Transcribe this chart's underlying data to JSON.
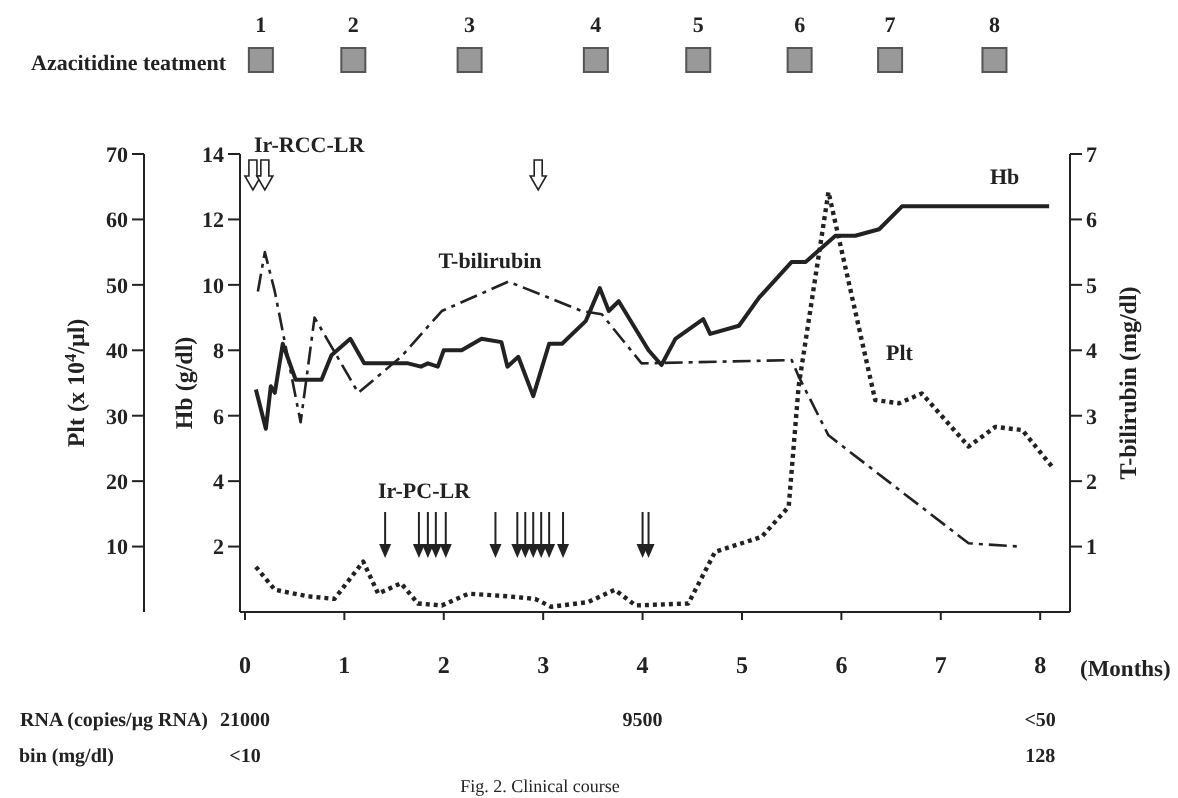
{
  "chart_data": {
    "type": "line",
    "xlabel": "(Months)",
    "ylabel": "Hb (g/dl)",
    "y2label": "T-bilirubin (mg/dl)",
    "y3label": "Plt (x 10$^{4}$/μl)",
    "xlim": [
      -0.05,
      8.3
    ],
    "xticks": [
      0,
      1,
      2,
      3,
      4,
      5,
      6,
      7,
      8
    ],
    "ylim": [
      0,
      14
    ],
    "yticks": [
      2,
      4,
      6,
      8,
      10,
      12,
      14
    ],
    "y2lim": [
      0,
      7
    ],
    "y2ticks": [
      1,
      2,
      3,
      4,
      5,
      6,
      7
    ],
    "y3lim": [
      0,
      70
    ],
    "y3ticks": [
      10,
      20,
      30,
      40,
      50,
      60,
      70
    ],
    "marker": "none",
    "series": [
      {
        "name": "Hb",
        "color": "#222222",
        "axis": "y",
        "line_style": "solid",
        "x": [
          0.11,
          0.21,
          0.26,
          0.3,
          0.38,
          0.51,
          0.77,
          0.87,
          1.06,
          1.2,
          1.64,
          1.77,
          1.84,
          1.94,
          2.0,
          2.18,
          2.38,
          2.58,
          2.64,
          2.75,
          2.9,
          3.06,
          3.19,
          3.43,
          3.57,
          3.66,
          3.76,
          4.06,
          4.19,
          4.33,
          4.61,
          4.68,
          4.97,
          5.17,
          5.5,
          5.64,
          5.94,
          6.14,
          6.38,
          6.61,
          8.09
        ],
        "values": [
          6.8,
          5.6,
          6.9,
          6.7,
          8.2,
          7.1,
          7.1,
          7.85,
          8.35,
          7.6,
          7.6,
          7.5,
          7.6,
          7.5,
          8.0,
          8.0,
          8.35,
          8.25,
          7.5,
          7.8,
          6.6,
          8.2,
          8.2,
          8.9,
          9.9,
          9.2,
          9.5,
          8.0,
          7.55,
          8.35,
          8.95,
          8.5,
          8.75,
          9.6,
          10.7,
          10.7,
          11.5,
          11.5,
          11.7,
          12.4,
          12.4
        ]
      },
      {
        "name": "T-bilirubin",
        "color": "#222222",
        "axis": "y2",
        "line_style": "dashed",
        "x": [
          0.13,
          0.2,
          0.3,
          0.56,
          0.7,
          1.14,
          1.57,
          1.98,
          2.65,
          3.39,
          3.59,
          3.99,
          5.5,
          5.57,
          5.87,
          7.28,
          7.79
        ],
        "values": [
          4.9,
          5.5,
          4.9,
          2.9,
          4.5,
          3.35,
          3.9,
          4.6,
          5.05,
          4.6,
          4.55,
          3.8,
          3.85,
          3.6,
          2.7,
          1.05,
          1.0
        ]
      },
      {
        "name": "Plt",
        "color": "#222222",
        "axis": "y3",
        "line_style": "dotted",
        "x": [
          0.11,
          0.3,
          0.63,
          0.9,
          1.19,
          1.34,
          1.57,
          1.74,
          1.98,
          2.25,
          2.65,
          2.92,
          3.08,
          3.45,
          3.72,
          3.93,
          4.46,
          4.73,
          5.2,
          5.47,
          5.57,
          5.87,
          6.34,
          6.58,
          6.81,
          7.28,
          7.55,
          7.82,
          8.12
        ],
        "values": [
          6.9,
          3.4,
          2.4,
          2.0,
          7.7,
          2.8,
          4.4,
          1.3,
          1.0,
          2.8,
          2.4,
          2.0,
          0.8,
          1.5,
          3.4,
          1.0,
          1.3,
          9.2,
          11.5,
          16.1,
          34.5,
          64.2,
          32.4,
          31.9,
          33.4,
          25.3,
          28.3,
          27.8,
          22.2
        ]
      }
    ],
    "annotations": [
      "Azacitidine teatment",
      "1",
      "2",
      "3",
      "4",
      "5",
      "6",
      "7",
      "8",
      "Ir-RCC-LR",
      "Ir-PC-LR",
      "RNA (copies/μg RNA)",
      "21000",
      "9500",
      "<50",
      "bin (mg/dl)",
      "<10",
      "128",
      "Fig. 2. Clinical course"
    ]
  }
}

- Aim
Check each line of the data above for the word "bilirubin" and say how many lines contain it, giving nothing besides the number.

- Reply
2